INSTRUCTION: Give only a count of the lines that include the string "change".

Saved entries
.....

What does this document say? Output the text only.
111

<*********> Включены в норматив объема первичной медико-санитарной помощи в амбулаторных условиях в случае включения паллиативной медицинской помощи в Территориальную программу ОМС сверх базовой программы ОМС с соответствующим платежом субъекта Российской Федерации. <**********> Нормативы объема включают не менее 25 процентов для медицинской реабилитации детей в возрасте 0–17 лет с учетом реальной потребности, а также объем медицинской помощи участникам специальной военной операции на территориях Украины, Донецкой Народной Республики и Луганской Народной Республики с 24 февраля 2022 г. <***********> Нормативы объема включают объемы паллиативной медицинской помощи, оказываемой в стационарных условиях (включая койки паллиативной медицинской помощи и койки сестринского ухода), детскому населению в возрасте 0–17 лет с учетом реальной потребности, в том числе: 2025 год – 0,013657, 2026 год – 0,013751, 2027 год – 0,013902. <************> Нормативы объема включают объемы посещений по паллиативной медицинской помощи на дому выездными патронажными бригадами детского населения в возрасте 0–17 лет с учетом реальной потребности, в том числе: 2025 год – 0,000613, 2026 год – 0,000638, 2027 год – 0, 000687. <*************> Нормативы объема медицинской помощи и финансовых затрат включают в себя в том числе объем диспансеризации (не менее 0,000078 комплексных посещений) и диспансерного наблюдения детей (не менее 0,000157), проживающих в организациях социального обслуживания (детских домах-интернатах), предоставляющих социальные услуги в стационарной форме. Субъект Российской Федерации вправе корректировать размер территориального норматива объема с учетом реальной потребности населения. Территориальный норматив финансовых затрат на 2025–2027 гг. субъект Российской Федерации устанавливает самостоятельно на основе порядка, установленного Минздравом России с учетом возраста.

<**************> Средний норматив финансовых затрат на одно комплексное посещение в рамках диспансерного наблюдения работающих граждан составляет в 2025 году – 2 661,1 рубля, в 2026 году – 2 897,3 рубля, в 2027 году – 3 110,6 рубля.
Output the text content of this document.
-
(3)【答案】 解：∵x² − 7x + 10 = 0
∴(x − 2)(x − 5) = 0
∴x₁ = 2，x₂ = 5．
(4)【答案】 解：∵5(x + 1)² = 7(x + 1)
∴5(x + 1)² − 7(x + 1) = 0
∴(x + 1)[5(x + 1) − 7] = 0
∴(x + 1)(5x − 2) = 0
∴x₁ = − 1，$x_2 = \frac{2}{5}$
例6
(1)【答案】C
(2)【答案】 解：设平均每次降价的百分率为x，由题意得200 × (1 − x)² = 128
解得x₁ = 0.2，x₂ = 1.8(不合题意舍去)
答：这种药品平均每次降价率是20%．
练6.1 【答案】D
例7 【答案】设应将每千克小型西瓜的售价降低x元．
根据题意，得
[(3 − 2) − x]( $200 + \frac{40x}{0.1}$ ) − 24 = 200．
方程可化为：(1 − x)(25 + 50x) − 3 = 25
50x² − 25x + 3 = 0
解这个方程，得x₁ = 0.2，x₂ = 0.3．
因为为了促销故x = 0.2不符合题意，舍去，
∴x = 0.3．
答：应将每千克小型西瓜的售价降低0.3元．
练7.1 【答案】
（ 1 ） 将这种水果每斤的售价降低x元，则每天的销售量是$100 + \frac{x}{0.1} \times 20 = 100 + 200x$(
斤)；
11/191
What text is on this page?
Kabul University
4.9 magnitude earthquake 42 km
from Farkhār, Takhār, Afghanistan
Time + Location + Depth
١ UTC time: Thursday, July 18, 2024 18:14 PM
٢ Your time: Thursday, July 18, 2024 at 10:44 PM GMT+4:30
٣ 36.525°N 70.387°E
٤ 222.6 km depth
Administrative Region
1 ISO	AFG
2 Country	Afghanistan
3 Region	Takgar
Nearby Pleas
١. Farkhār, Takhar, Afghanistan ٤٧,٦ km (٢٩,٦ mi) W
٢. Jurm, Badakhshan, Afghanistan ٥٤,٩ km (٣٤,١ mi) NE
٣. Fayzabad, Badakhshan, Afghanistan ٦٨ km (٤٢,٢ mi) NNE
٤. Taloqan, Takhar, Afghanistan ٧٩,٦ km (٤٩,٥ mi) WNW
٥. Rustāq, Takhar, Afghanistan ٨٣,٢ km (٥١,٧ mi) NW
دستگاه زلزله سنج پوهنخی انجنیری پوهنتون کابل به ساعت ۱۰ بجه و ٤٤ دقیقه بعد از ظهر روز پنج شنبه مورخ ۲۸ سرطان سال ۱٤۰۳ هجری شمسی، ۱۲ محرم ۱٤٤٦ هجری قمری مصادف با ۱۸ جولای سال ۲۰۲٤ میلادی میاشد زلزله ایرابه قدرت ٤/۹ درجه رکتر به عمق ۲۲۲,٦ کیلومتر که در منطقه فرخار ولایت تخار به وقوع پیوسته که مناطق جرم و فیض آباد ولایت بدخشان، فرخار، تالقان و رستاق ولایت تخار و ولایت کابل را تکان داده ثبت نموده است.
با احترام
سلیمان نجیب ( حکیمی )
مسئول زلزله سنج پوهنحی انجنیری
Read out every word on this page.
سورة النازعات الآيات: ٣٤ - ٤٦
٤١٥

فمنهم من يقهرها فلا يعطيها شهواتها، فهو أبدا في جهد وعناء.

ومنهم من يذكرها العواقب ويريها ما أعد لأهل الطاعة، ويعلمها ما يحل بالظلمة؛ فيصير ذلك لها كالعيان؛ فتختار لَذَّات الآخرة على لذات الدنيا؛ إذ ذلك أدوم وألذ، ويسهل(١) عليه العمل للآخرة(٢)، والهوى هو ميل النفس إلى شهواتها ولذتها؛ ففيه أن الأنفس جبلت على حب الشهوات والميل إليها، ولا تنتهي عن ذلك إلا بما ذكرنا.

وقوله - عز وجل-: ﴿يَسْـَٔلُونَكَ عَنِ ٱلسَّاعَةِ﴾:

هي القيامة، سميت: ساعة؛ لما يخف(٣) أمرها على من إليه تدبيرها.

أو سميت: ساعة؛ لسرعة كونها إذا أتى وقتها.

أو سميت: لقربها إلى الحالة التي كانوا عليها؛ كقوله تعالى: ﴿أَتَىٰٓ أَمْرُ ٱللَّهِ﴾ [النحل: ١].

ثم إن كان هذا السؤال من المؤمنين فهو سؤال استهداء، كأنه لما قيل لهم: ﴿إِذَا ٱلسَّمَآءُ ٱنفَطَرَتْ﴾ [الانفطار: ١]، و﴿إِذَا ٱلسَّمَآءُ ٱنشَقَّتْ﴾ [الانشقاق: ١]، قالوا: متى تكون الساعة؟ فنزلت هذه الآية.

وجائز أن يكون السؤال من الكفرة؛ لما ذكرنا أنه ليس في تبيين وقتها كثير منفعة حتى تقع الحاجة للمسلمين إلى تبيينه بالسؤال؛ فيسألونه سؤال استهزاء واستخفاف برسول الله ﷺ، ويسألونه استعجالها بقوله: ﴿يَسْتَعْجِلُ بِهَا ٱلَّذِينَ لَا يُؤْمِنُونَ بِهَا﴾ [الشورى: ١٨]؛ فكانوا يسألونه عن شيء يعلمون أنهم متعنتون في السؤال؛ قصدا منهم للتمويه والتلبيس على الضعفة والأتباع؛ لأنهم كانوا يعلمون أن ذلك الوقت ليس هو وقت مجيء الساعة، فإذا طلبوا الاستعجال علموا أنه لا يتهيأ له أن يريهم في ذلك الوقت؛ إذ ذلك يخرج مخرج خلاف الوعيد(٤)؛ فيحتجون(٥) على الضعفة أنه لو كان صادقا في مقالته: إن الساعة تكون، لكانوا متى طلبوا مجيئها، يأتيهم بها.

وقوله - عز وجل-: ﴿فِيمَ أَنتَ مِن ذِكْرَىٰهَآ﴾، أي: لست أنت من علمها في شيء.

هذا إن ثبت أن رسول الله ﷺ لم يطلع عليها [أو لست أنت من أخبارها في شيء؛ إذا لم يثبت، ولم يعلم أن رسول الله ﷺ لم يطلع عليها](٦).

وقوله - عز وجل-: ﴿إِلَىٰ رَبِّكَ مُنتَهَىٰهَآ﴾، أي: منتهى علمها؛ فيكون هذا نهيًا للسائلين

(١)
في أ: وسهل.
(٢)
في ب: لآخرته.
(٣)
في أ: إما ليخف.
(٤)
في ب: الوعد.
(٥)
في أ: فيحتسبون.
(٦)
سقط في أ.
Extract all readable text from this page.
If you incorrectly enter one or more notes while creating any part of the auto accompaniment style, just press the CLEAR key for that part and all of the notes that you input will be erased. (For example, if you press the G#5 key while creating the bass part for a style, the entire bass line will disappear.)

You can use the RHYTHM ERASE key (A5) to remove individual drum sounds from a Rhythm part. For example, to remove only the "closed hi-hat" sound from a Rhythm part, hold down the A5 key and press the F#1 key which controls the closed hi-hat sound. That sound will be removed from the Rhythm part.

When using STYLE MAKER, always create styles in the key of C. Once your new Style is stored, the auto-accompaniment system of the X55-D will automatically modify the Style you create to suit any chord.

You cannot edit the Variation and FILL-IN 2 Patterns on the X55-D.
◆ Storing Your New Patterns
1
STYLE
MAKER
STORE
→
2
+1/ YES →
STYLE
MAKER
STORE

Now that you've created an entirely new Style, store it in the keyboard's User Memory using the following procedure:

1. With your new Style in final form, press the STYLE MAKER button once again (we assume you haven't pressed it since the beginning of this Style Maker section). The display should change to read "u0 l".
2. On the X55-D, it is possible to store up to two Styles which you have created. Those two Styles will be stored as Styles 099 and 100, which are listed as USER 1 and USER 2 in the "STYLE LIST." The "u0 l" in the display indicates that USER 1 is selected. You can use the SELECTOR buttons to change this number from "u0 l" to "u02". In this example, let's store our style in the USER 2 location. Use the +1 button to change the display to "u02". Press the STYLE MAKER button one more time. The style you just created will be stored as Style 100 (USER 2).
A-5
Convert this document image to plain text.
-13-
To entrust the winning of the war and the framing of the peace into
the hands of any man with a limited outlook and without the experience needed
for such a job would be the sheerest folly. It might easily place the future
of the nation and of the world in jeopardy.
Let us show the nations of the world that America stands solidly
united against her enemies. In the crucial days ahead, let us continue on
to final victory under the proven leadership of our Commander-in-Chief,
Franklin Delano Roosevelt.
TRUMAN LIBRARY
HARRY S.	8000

.....

ANSWER TO THE EXERCISE: 2